> [Exercise objective]: Identify the lines that contain the word "womenzone" and copy each one.

⟨

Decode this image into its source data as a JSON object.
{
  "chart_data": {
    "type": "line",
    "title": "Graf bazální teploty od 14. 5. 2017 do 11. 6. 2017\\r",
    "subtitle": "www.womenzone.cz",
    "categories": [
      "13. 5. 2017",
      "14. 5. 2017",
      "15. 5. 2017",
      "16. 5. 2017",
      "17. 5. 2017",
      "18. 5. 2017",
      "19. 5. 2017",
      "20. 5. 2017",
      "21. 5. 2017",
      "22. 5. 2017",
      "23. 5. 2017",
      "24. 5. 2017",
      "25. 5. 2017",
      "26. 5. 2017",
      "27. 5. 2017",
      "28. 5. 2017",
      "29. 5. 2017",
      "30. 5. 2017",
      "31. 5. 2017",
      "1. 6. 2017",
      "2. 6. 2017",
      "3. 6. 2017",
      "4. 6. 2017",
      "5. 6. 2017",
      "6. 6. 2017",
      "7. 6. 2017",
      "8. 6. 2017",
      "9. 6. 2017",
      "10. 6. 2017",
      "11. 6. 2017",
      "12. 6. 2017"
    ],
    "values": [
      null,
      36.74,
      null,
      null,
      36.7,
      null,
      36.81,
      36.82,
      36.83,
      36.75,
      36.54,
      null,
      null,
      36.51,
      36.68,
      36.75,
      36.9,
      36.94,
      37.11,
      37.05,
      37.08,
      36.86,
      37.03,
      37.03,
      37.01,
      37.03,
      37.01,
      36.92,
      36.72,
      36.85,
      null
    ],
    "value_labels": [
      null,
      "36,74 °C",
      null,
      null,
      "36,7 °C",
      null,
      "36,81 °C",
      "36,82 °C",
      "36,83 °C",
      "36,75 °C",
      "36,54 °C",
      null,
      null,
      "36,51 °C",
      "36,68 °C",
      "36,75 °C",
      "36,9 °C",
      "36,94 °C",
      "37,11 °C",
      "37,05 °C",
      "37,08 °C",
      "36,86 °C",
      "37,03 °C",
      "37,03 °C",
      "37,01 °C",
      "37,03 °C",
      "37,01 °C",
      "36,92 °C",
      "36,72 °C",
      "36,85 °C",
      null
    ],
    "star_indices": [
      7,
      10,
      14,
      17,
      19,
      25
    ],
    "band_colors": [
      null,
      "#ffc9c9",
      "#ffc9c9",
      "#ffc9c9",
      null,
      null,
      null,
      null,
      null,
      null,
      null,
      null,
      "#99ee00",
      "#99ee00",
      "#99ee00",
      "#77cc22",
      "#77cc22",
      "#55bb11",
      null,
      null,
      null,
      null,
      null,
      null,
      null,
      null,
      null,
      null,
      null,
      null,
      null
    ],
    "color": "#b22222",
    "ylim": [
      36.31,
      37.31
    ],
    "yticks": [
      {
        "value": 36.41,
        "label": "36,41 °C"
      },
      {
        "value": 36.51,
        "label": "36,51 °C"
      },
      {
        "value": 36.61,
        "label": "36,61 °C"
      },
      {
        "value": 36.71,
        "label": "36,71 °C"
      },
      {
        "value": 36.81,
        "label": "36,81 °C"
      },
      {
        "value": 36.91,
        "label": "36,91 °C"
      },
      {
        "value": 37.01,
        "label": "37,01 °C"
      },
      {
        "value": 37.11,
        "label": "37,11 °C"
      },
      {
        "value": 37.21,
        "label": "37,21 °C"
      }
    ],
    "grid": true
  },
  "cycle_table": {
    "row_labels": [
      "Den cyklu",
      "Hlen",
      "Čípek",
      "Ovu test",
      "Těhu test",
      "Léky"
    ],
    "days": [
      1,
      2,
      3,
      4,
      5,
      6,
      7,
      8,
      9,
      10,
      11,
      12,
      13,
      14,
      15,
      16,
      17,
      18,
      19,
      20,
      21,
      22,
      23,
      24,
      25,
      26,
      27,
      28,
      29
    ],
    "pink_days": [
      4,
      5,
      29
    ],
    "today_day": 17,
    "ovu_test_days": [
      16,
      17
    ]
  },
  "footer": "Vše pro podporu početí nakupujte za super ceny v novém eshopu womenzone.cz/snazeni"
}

⟩

> [Result of this exercise]:
    "subtitle": "www.womenzone.cz",
  "footer": "Vše pro podporu početí nakupujte za super ceny v novém eshopu womenzone.cz/snazeni"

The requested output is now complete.